● **AVAILABLE DATA**:
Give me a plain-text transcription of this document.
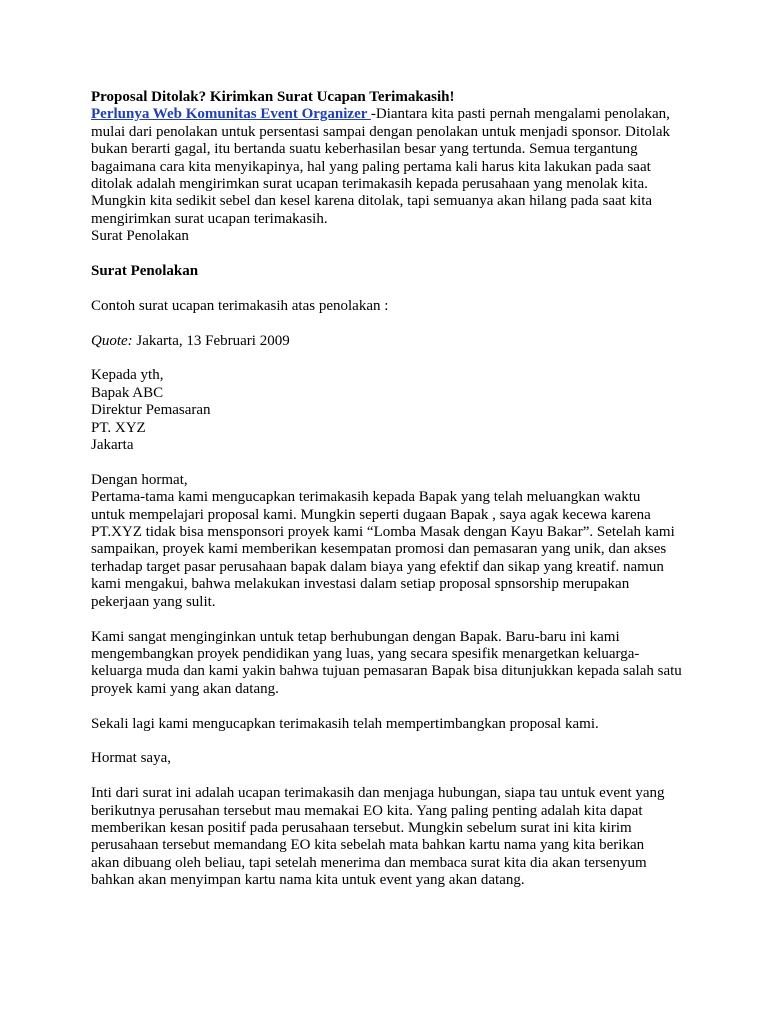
Proposal Ditolak? Kirimkan Surat Ucapan Terimakasih!

Perlunya Web Komunitas Event Organizer -Diantara kita pasti pernah mengalami penolakan,

mulai dari penolakan untuk persentasi sampai dengan penolakan untuk menjadi sponsor. Ditolak

bukan berarti gagal, itu bertanda suatu keberhasilan besar yang tertunda. Semua tergantung

bagaimana cara kita menyikapinya, hal yang paling pertama kali harus kita lakukan pada saat

ditolak adalah mengirimkan surat ucapan terimakasih kepada perusahaan yang menolak kita.

Mungkin kita sedikit sebel dan kesel karena ditolak, tapi semuanya akan hilang pada saat kita

mengirimkan surat ucapan terimakasih.

Surat Penolakan

Surat Penolakan

Contoh surat ucapan terimakasih atas penolakan :

Quote: Jakarta, 13 Februari 2009

Kepada yth,

Bapak ABC

Direktur Pemasaran

PT. XYZ

Jakarta

Dengan hormat,

Pertama-tama kami mengucapkan terimakasih kepada Bapak yang telah meluangkan waktu

untuk mempelajari proposal kami. Mungkin seperti dugaan Bapak , saya agak kecewa karena

PT.XYZ tidak bisa mensponsori proyek kami “Lomba Masak dengan Kayu Bakar”. Setelah kami

sampaikan, proyek kami memberikan kesempatan promosi dan pemasaran yang unik, dan akses

terhadap target pasar perusahaan bapak dalam biaya yang efektif dan sikap yang kreatif. namun

kami mengakui, bahwa melakukan investasi dalam setiap proposal spnsorship merupakan

pekerjaan yang sulit.

Kami sangat menginginkan untuk tetap berhubungan dengan Bapak. Baru-baru ini kami

mengembangkan proyek pendidikan yang luas, yang secara spesifik menargetkan keluarga-

keluarga muda dan kami yakin bahwa tujuan pemasaran Bapak bisa ditunjukkan kepada salah satu

proyek kami yang akan datang.

Sekali lagi kami mengucapkan terimakasih telah mempertimbangkan proposal kami.

Hormat saya,

Inti dari surat ini adalah ucapan terimakasih dan menjaga hubungan, siapa tau untuk event yang

berikutnya perusahan tersebut mau memakai EO kita. Yang paling penting adalah kita dapat

memberikan kesan positif pada perusahaan tersebut. Mungkin sebelum surat ini kita kirim

perusahaan tersebut memandang EO kita sebelah mata bahkan kartu nama yang kita berikan

akan dibuang oleh beliau, tapi setelah menerima dan membaca surat kita dia akan tersenyum

bahkan akan menyimpan kartu nama kita untuk event yang akan datang.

● **WORK TO BE COMPLETED**: The listing above must be printed again exactly, minus its pictures.

● **TASK RESPONSE**:
Give me a plain-text transcription of this document.
Proposal Ditolak? Kirimkan Surat Ucapan Terimakasih!

Perlunya Web Komunitas Event Organizer -Diantara kita pasti pernah mengalami penolakan,

mulai dari penolakan untuk persentasi sampai dengan penolakan untuk menjadi sponsor. Ditolak

bukan berarti gagal, itu bertanda suatu keberhasilan besar yang tertunda. Semua tergantung

bagaimana cara kita menyikapinya, hal yang paling pertama kali harus kita lakukan pada saat

ditolak adalah mengirimkan surat ucapan terimakasih kepada perusahaan yang menolak kita.

Mungkin kita sedikit sebel dan kesel karena ditolak, tapi semuanya akan hilang pada saat kita

mengirimkan surat ucapan terimakasih.

Surat Penolakan

Surat Penolakan

Contoh surat ucapan terimakasih atas penolakan :

Quote: Jakarta, 13 Februari 2009

Kepada yth,

Bapak ABC

Direktur Pemasaran

PT. XYZ

Jakarta

Dengan hormat,

Pertama-tama kami mengucapkan terimakasih kepada Bapak yang telah meluangkan waktu

untuk mempelajari proposal kami. Mungkin seperti dugaan Bapak , saya agak kecewa karena

PT.XYZ tidak bisa mensponsori proyek kami “Lomba Masak dengan Kayu Bakar”. Setelah kami

sampaikan, proyek kami memberikan kesempatan promosi dan pemasaran yang unik, dan akses

terhadap target pasar perusahaan bapak dalam biaya yang efektif dan sikap yang kreatif. namun

kami mengakui, bahwa melakukan investasi dalam setiap proposal spnsorship merupakan

pekerjaan yang sulit.

Kami sangat menginginkan untuk tetap berhubungan dengan Bapak. Baru-baru ini kami

mengembangkan proyek pendidikan yang luas, yang secara spesifik menargetkan keluarga-

keluarga muda dan kami yakin bahwa tujuan pemasaran Bapak bisa ditunjukkan kepada salah satu

proyek kami yang akan datang.

Sekali lagi kami mengucapkan terimakasih telah mempertimbangkan proposal kami.

Hormat saya,

Inti dari surat ini adalah ucapan terimakasih dan menjaga hubungan, siapa tau untuk event yang

berikutnya perusahan tersebut mau memakai EO kita. Yang paling penting adalah kita dapat

memberikan kesan positif pada perusahaan tersebut. Mungkin sebelum surat ini kita kirim

perusahaan tersebut memandang EO kita sebelah mata bahkan kartu nama yang kita berikan

akan dibuang oleh beliau, tapi setelah menerima dan membaca surat kita dia akan tersenyum

bahkan akan menyimpan kartu nama kita untuk event yang akan datang.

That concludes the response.